(Extracted records)
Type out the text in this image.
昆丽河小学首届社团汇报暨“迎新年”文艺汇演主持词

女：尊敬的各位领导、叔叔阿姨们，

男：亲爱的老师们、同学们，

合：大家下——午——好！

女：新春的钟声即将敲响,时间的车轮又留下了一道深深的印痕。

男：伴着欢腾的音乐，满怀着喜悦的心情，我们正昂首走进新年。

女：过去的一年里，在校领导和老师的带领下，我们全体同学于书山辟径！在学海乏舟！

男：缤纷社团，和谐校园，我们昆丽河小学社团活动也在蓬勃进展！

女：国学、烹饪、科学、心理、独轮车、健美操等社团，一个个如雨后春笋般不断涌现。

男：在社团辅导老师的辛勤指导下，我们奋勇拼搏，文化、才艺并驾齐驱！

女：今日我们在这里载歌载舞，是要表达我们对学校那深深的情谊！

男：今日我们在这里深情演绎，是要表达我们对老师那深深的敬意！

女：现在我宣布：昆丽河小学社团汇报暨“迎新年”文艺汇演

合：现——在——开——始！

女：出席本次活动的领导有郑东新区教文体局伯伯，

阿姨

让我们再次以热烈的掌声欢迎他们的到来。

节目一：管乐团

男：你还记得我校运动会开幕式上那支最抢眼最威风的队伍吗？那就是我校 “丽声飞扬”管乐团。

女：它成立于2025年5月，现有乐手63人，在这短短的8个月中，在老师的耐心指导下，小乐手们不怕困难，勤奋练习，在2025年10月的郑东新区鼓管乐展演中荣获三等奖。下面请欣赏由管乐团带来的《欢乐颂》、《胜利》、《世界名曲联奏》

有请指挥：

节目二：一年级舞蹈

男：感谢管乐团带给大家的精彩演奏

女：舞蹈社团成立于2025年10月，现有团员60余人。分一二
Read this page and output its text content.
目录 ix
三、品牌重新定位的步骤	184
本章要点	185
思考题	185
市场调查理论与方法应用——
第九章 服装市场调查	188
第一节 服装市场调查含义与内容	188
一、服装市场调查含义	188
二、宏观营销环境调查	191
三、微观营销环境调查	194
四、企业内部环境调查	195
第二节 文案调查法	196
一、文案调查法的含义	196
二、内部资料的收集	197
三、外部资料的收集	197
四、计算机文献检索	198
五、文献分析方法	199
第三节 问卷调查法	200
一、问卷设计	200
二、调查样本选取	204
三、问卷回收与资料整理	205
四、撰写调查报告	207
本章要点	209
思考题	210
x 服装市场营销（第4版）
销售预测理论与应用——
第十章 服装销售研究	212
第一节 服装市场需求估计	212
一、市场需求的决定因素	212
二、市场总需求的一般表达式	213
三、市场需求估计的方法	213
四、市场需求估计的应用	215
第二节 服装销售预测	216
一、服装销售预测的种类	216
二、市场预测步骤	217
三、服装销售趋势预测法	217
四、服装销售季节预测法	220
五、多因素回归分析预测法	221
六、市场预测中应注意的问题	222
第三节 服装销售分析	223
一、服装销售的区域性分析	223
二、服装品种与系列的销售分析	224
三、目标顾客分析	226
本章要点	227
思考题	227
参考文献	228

### YOUR INSTRUCTIONS:
Repeat every record, keeping each word and mark exactly as it is.

### TASK OUTPUT:
Type out the text in this image.
昆丽河小学首届社团汇报暨“迎新年”文艺汇演主持词

女：尊敬的各位领导、叔叔阿姨们，

男：亲爱的老师们、同学们，

合：大家下——午——好！

女：新春的钟声即将敲响,时间的车轮又留下了一道深深的印痕。

男：伴着欢腾的音乐，满怀着喜悦的心情，我们正昂首走进新年。

女：过去的一年里，在校领导和老师的带领下，我们全体同学于书山辟径！在学海乏舟！

男：缤纷社团，和谐校园，我们昆丽河小学社团活动也在蓬勃进展！

女：国学、烹饪、科学、心理、独轮车、健美操等社团，一个个如雨后春笋般不断涌现。

男：在社团辅导老师的辛勤指导下，我们奋勇拼搏，文化、才艺并驾齐驱！

女：今日我们在这里载歌载舞，是要表达我们对学校那深深的情谊！

男：今日我们在这里深情演绎，是要表达我们对老师那深深的敬意！

女：现在我宣布：昆丽河小学社团汇报暨“迎新年”文艺汇演

合：现——在——开——始！

女：出席本次活动的领导有郑东新区教文体局伯伯，

阿姨

让我们再次以热烈的掌声欢迎他们的到来。

节目一：管乐团

男：你还记得我校运动会开幕式上那支最抢眼最威风的队伍吗？那就是我校 “丽声飞扬”管乐团。

女：它成立于2025年5月，现有乐手63人，在这短短的8个月中，在老师的耐心指导下，小乐手们不怕困难，勤奋练习，在2025年10月的郑东新区鼓管乐展演中荣获三等奖。下面请欣赏由管乐团带来的《欢乐颂》、《胜利》、《世界名曲联奏》

有请指挥：

节目二：一年级舞蹈

男：感谢管乐团带给大家的精彩演奏

女：舞蹈社团成立于2025年10月，现有团员60余人。分一二
Read this page and output its text content.
目录 ix
三、品牌重新定位的步骤	184
本章要点	185
思考题	185
市场调查理论与方法应用——
第九章 服装市场调查	188
第一节 服装市场调查含义与内容	188
一、服装市场调查含义	188
二、宏观营销环境调查	191
三、微观营销环境调查	194
四、企业内部环境调查	195
第二节 文案调查法	196
一、文案调查法的含义	196
二、内部资料的收集	197
三、外部资料的收集	197
四、计算机文献检索	198
五、文献分析方法	199
第三节 问卷调查法	200
一、问卷设计	200
二、调查样本选取	204
三、问卷回收与资料整理	205
四、撰写调查报告	207
本章要点	209
思考题	210
x 服装市场营销（第4版）
销售预测理论与应用——
第十章 服装销售研究	212
第一节 服装市场需求估计	212
一、市场需求的决定因素	212
二、市场总需求的一般表达式	213
三、市场需求估计的方法	213
四、市场需求估计的应用	215
第二节 服装销售预测	216
一、服装销售预测的种类	216
二、市场预测步骤	217
三、服装销售趋势预测法	217
四、服装销售季节预测法	220
五、多因素回归分析预测法	221
六、市场预测中应注意的问题	222
第三节 服装销售分析	223
一、服装销售的区域性分析	223
二、服装品种与系列的销售分析	224
三、目标顾客分析	226
本章要点	227
思考题	227
参考文献	228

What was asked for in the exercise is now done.